◆ **SET EXERCISE**: Write the entries out again exactly as they stand, but without the pictures.

◆ **RAW DATA**:
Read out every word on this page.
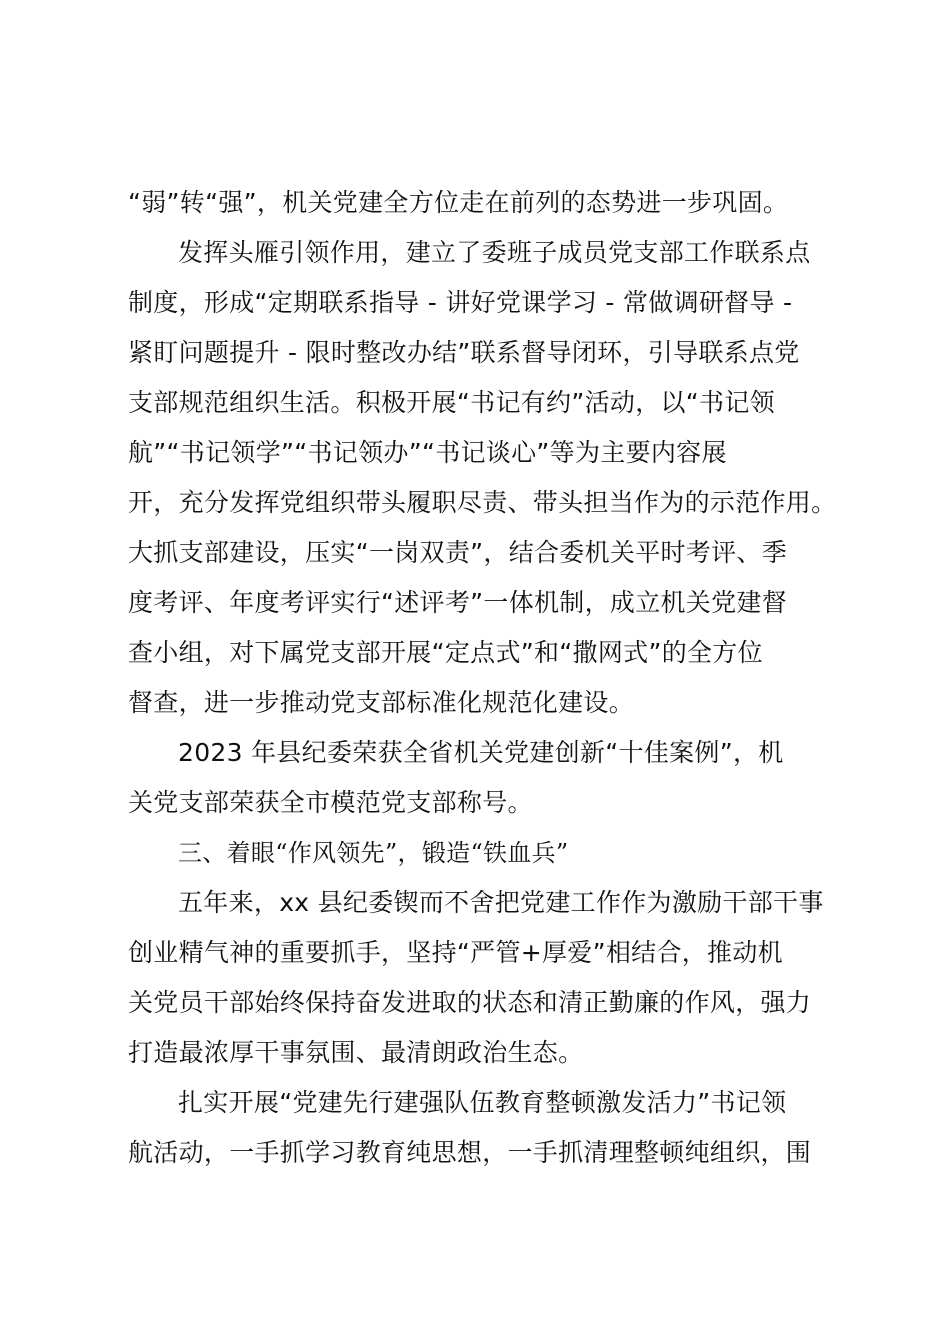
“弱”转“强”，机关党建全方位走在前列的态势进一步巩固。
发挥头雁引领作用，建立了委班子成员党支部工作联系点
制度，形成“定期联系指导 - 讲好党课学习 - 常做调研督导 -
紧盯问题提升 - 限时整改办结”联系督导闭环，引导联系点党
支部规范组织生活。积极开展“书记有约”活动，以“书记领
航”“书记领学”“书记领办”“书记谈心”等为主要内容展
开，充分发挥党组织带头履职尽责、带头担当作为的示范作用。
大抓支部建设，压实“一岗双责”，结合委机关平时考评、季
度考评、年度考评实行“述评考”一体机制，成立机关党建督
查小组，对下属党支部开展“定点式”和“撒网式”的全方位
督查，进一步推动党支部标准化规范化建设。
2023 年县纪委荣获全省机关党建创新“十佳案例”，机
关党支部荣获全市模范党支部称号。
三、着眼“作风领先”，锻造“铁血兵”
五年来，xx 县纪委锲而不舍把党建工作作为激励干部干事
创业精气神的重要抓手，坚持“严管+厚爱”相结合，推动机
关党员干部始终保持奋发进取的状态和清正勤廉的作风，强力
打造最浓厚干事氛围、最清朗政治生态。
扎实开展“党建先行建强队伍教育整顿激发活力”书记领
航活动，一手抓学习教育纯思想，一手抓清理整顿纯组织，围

◆ **SOLVED PROBLEM**:
Read out every word on this page.
“弱”转“强”，机关党建全方位走在前列的态势进一步巩固。
发挥头雁引领作用，建立了委班子成员党支部工作联系点
制度，形成“定期联系指导 - 讲好党课学习 - 常做调研督导 -
紧盯问题提升 - 限时整改办结”联系督导闭环，引导联系点党
支部规范组织生活。积极开展“书记有约”活动，以“书记领
航”“书记领学”“书记领办”“书记谈心”等为主要内容展
开，充分发挥党组织带头履职尽责、带头担当作为的示范作用。
大抓支部建设，压实“一岗双责”，结合委机关平时考评、季
度考评、年度考评实行“述评考”一体机制，成立机关党建督
查小组，对下属党支部开展“定点式”和“撒网式”的全方位
督查，进一步推动党支部标准化规范化建设。
2023 年县纪委荣获全省机关党建创新“十佳案例”，机
关党支部荣获全市模范党支部称号。
三、着眼“作风领先”，锻造“铁血兵”
五年来，xx 县纪委锲而不舍把党建工作作为激励干部干事
创业精气神的重要抓手，坚持“严管+厚爱”相结合，推动机
关党员干部始终保持奋发进取的状态和清正勤廉的作风，强力
打造最浓厚干事氛围、最清朗政治生态。
扎实开展“党建先行建强队伍教育整顿激发活力”书记领
航活动，一手抓学习教育纯思想，一手抓清理整顿纯组织，围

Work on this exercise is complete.